* [WHAT IS REQUIRED] Repeat the material below exactly, with no pictures.

* [SOURCE DATA]
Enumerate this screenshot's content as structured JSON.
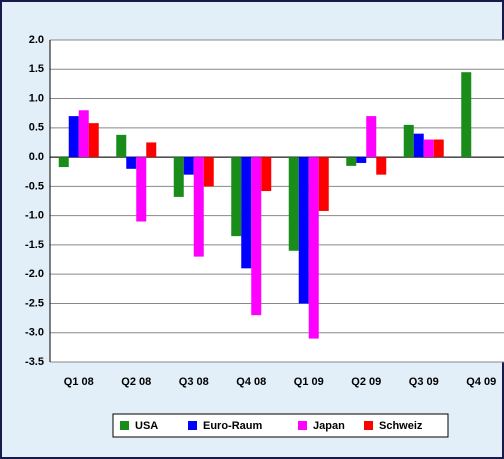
{
  "chart_data": {
    "type": "bar",
    "categories": [
      "Q1 08",
      "Q2 08",
      "Q3 08",
      "Q4 08",
      "Q1 09",
      "Q2 09",
      "Q3 09",
      "Q4 09"
    ],
    "series": [
      {
        "name": "USA",
        "color": "#1a8c1a",
        "values": [
          -0.17,
          0.38,
          -0.68,
          -1.35,
          -1.6,
          -0.15,
          0.55,
          1.45
        ]
      },
      {
        "name": "Euro-Raum",
        "color": "#0000ff",
        "values": [
          0.7,
          -0.2,
          -0.3,
          -1.9,
          -2.5,
          -0.1,
          0.4,
          null
        ]
      },
      {
        "name": "Japan",
        "color": "#ff00ff",
        "values": [
          0.8,
          -1.1,
          -1.7,
          -2.7,
          -3.1,
          0.7,
          0.3,
          null
        ]
      },
      {
        "name": "Schweiz",
        "color": "#ff0000",
        "values": [
          0.58,
          0.25,
          -0.5,
          -0.58,
          -0.92,
          -0.3,
          0.3,
          null
        ]
      }
    ],
    "ylim": [
      -3.5,
      2.0
    ],
    "yticks": [
      {
        "value": -3.5,
        "label": "-3.5"
      },
      {
        "value": -3,
        "label": "-3.0"
      },
      -2.5,
      {
        "value": -2,
        "label": "-2.0"
      },
      -1.5,
      {
        "value": -1,
        "label": "-1.0"
      },
      -0.5,
      {
        "value": 0,
        "label": "0.0"
      },
      0.5,
      {
        "value": 1,
        "label": "1.0"
      },
      1.5,
      {
        "value": 2,
        "label": "2.0"
      }
    ],
    "grid": true,
    "legend": "bottom"
  }
}
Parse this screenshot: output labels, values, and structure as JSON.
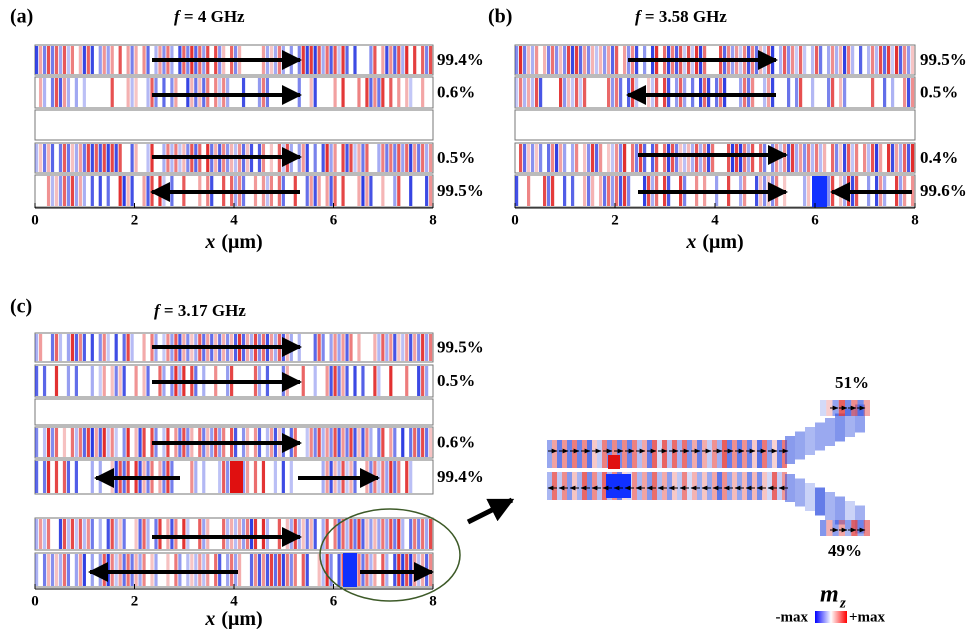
{
  "panels": [
    {
      "label": "(a)",
      "title_symbol": "f",
      "title_value": "=  4 GHz",
      "strips": [
        "99.4%",
        "0.6%",
        "0.5%",
        "99.5%"
      ],
      "xticks": [
        "0",
        "2",
        "4",
        "6",
        "8"
      ],
      "xlabel_symbol": "x",
      "xlabel_unit": "(μm)"
    },
    {
      "label": "(b)",
      "title_symbol": "f",
      "title_value": "=  3.58 GHz",
      "strips": [
        "99.5%",
        "0.5%",
        "0.4%",
        "99.6%"
      ],
      "xticks": [
        "0",
        "2",
        "4",
        "6",
        "8"
      ],
      "xlabel_symbol": "x",
      "xlabel_unit": "(μm)"
    },
    {
      "label": "(c)",
      "title_symbol": "f",
      "title_value": "=  3.17 GHz",
      "strips": [
        "99.5%",
        "0.5%",
        "0.6%",
        "99.4%"
      ],
      "xticks": [
        "0",
        "2",
        "4",
        "6",
        "8"
      ],
      "xlabel_symbol": "x",
      "xlabel_unit": "(μm)"
    }
  ],
  "inset": {
    "top": "51%",
    "bottom": "49%"
  },
  "legend": {
    "symbol": "m",
    "subscript": "z",
    "min": "-max",
    "max": "+max"
  }
}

* [THE OUTPUT]
Enumerate this screenshot's content as structured JSON.
{
  "chart_data": {
    "type": "bar",
    "categories": [
      "Q1 08",
      "Q2 08",
      "Q3 08",
      "Q4 08",
      "Q1 09",
      "Q2 09",
      "Q3 09",
      "Q4 09"
    ],
    "series": [
      {
        "name": "USA",
        "color": "#1a8c1a",
        "values": [
          -0.17,
          0.38,
          -0.68,
          -1.35,
          -1.6,
          -0.15,
          0.55,
          1.45
        ]
      },
      {
        "name": "Euro-Raum",
        "color": "#0000ff",
        "values": [
          0.7,
          -0.2,
          -0.3,
          -1.9,
          -2.5,
          -0.1,
          0.4,
          null
        ]
      },
      {
        "name": "Japan",
        "color": "#ff00ff",
        "values": [
          0.8,
          -1.1,
          -1.7,
          -2.7,
          -3.1,
          0.7,
          0.3,
          null
        ]
      },
      {
        "name": "Schweiz",
        "color": "#ff0000",
        "values": [
          0.58,
          0.25,
          -0.5,
          -0.58,
          -0.92,
          -0.3,
          0.3,
          null
        ]
      }
    ],
    "ylim": [
      -3.5,
      2.0
    ],
    "yticks": [
      {
        "value": -3.5,
        "label": "-3.5"
      },
      {
        "value": -3,
        "label": "-3.0"
      },
      -2.5,
      {
        "value": -2,
        "label": "-2.0"
      },
      -1.5,
      {
        "value": -1,
        "label": "-1.0"
      },
      -0.5,
      {
        "value": 0,
        "label": "0.0"
      },
      0.5,
      {
        "value": 1,
        "label": "1.0"
      },
      1.5,
      {
        "value": 2,
        "label": "2.0"
      }
    ],
    "grid": true,
    "legend": "bottom"
  }
}
Parse this screenshot: output labels, values, and structure as JSON.
{
  "panels": [
    {
      "label": "(a)",
      "title_symbol": "f",
      "title_value": "=  4 GHz",
      "strips": [
        "99.4%",
        "0.6%",
        "0.5%",
        "99.5%"
      ],
      "xticks": [
        "0",
        "2",
        "4",
        "6",
        "8"
      ],
      "xlabel_symbol": "x",
      "xlabel_unit": "(μm)"
    },
    {
      "label": "(b)",
      "title_symbol": "f",
      "title_value": "=  3.58 GHz",
      "strips": [
        "99.5%",
        "0.5%",
        "0.4%",
        "99.6%"
      ],
      "xticks": [
        "0",
        "2",
        "4",
        "6",
        "8"
      ],
      "xlabel_symbol": "x",
      "xlabel_unit": "(μm)"
    },
    {
      "label": "(c)",
      "title_symbol": "f",
      "title_value": "=  3.17 GHz",
      "strips": [
        "99.5%",
        "0.5%",
        "0.6%",
        "99.4%"
      ],
      "xticks": [
        "0",
        "2",
        "4",
        "6",
        "8"
      ],
      "xlabel_symbol": "x",
      "xlabel_unit": "(μm)"
    }
  ],
  "inset": {
    "top": "51%",
    "bottom": "49%"
  },
  "legend": {
    "symbol": "m",
    "subscript": "z",
    "min": "-max",
    "max": "+max"
  }
}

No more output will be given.